Start of DATASET RECORDS

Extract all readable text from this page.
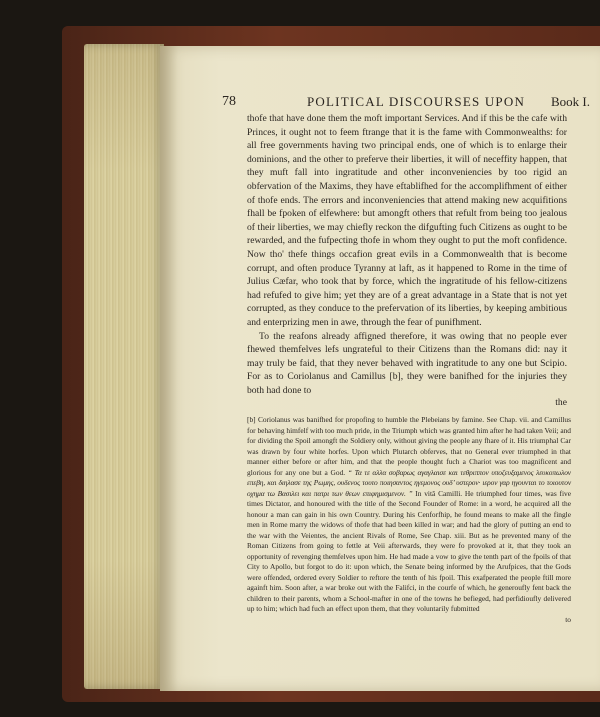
78	POLITICAL DISCOURSES UPON Book I.

thofe that have done them the moft important Services. And if this be the cafe with Princes, it ought not to feem ftrange that it is the fame with Commonwealths: for all free governments having two principal ends, one of which is to enlarge their dominions, and the other to preferve their liberties, it will of neceffity happen, that they muft fall into ingratitude and other inconveniencies by too rigid an obfervation of the Maxims, they have eftablifhed for the accomplifhment of either of thofe ends. The errors and inconveniencies that attend making new acquifitions fhall be fpoken of elfewhere: but amongft others that refult from being too jealous of their liberties, we may chiefly reckon the difgufting fuch Citizens as ought to be rewarded, and the fufpecting thofe in whom they ought to put the moft confidence. Now tho' thefe things occafion great evils in a Commonwealth that is become corrupt, and often produce Tyranny at laft, as it happened to Rome in the time of Julius Cæfar, who took that by force, which the ingratitude of his fellow-citizens had refufed to give him; yet they are of a great advantage in a State that is not yet corrupted, as they conduce to the prefervation of its liberties, by keeping ambitious and enterprizing men in awe, through the fear of punifhment.

To the reafons already affigned therefore, it was owing that no people ever fhewed themfelves lefs ungrateful to their Citizens than the Romans did: nay it may truly be faid, that they never behaved with ingratitude to any one but Scipio. For as to Coriolanus and Camillus [b], they were banifhed for the injuries they both had done to

the
[b] Coriolanus was banifhed for propofing to humble the Plebeians by famine. See Chap. vii. and Camillus for behaving himfelf with too much pride, in the Triumph which was granted him after he had taken Veii; and for dividing the Spoil amongft the Soldiery only, without giving the people any fhare of it. His triumphal Car was drawn by four white horfes. Upon which Plutarch obferves, that no General ever triumphed in that manner either before or after him, and that the people thought fuch a Chariot was too magnificent and glorious for any one but a God. “ Τα τε αλλα σοβαρως αγαγλαισε και τεθριππον υποζευξαμενος λευκοπωλον επεβη, και διηλασε της Ρωμης, ουδενος τουτο ποιησαντος ηγεμονος ουδ’ υστερον· ιερον γαρ ηγουνται το τοιουτον οχημα τω Βασιλει και πατρι των θεων επιφημισμενον. ” In vitâ Camilli. He triumphed four times, was five times Dictator, and honoured with the title of the Second Founder of Rome: in a word, he acquired all the honour a man can gain in his own Country. During his Cenforfhip, he found means to make all the fingle men in Rome marry the widows of thofe that had been killed in war; and had the glory of putting an end to the war with the Veientes, the ancient Rivals of Rome, See Chap. xiii. But as he prevented many of the Roman Citizens from going to fettle at Veii afterwards, they were fo provoked at it, that they took an opportunity of revenging themfelves upon him. He had made a vow to give the tenth part of the fpoils of that City to Apollo, but forgot to do it: upon which, the Senate being informed by the Arufpices, that the Gods were offended, ordered every Soldier to reftore the tenth of his fpoil. This exafperated the people ftill more againft him. Soon after, a war broke out with the Falifci, in the courfe of which, he generoufly fent back the children to their parents, whom a School-mafter in one of the towns he befieged, had perfidioufly delivered up to him; which had fuch an effect upon them, that they voluntarily fubmitted
to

End of DATASET RECORDS

Transcribe each line above verbatim, with the pictures left out.

• _TASK OUTPUT_:
Extract all readable text from this page.
78	POLITICAL DISCOURSES UPON Book I.

thofe that have done them the moft important Services. And if this be the cafe with Princes, it ought not to feem ftrange that it is the fame with Commonwealths: for all free governments having two principal ends, one of which is to enlarge their dominions, and the other to preferve their liberties, it will of neceffity happen, that they muft fall into ingratitude and other inconveniencies by too rigid an obfervation of the Maxims, they have eftablifhed for the accomplifhment of either of thofe ends. The errors and inconveniencies that attend making new acquifitions fhall be fpoken of elfewhere: but amongft others that refult from being too jealous of their liberties, we may chiefly reckon the difgufting fuch Citizens as ought to be rewarded, and the fufpecting thofe in whom they ought to put the moft confidence. Now tho' thefe things occafion great evils in a Commonwealth that is become corrupt, and often produce Tyranny at laft, as it happened to Rome in the time of Julius Cæfar, who took that by force, which the ingratitude of his fellow-citizens had refufed to give him; yet they are of a great advantage in a State that is not yet corrupted, as they conduce to the prefervation of its liberties, by keeping ambitious and enterprizing men in awe, through the fear of punifhment.

To the reafons already affigned therefore, it was owing that no people ever fhewed themfelves lefs ungrateful to their Citizens than the Romans did: nay it may truly be faid, that they never behaved with ingratitude to any one but Scipio. For as to Coriolanus and Camillus [b], they were banifhed for the injuries they both had done to

the
[b] Coriolanus was banifhed for propofing to humble the Plebeians by famine. See Chap. vii. and Camillus for behaving himfelf with too much pride, in the Triumph which was granted him after he had taken Veii; and for dividing the Spoil amongft the Soldiery only, without giving the people any fhare of it. His triumphal Car was drawn by four white horfes. Upon which Plutarch obferves, that no General ever triumphed in that manner either before or after him, and that the people thought fuch a Chariot was too magnificent and glorious for any one but a God. “ Τα τε αλλα σοβαρως αγαγλαισε και τεθριππον υποζευξαμενος λευκοπωλον επεβη, και διηλασε της Ρωμης, ουδενος τουτο ποιησαντος ηγεμονος ουδ’ υστερον· ιερον γαρ ηγουνται το τοιουτον οχημα τω Βασιλει και πατρι των θεων επιφημισμενον. ” In vitâ Camilli. He triumphed four times, was five times Dictator, and honoured with the title of the Second Founder of Rome: in a word, he acquired all the honour a man can gain in his own Country. During his Cenforfhip, he found means to make all the fingle men in Rome marry the widows of thofe that had been killed in war; and had the glory of putting an end to the war with the Veientes, the ancient Rivals of Rome, See Chap. xiii. But as he prevented many of the Roman Citizens from going to fettle at Veii afterwards, they were fo provoked at it, that they took an opportunity of revenging themfelves upon him. He had made a vow to give the tenth part of the fpoils of that City to Apollo, but forgot to do it: upon which, the Senate being informed by the Arufpices, that the Gods were offended, ordered every Soldier to reftore the tenth of his fpoil. This exafperated the people ftill more againft him. Soon after, a war broke out with the Falifci, in the courfe of which, he generoufly fent back the children to their parents, whom a School-mafter in one of the towns he befieged, had perfidioufly delivered up to him; which had fuch an effect upon them, that they voluntarily fubmitted
to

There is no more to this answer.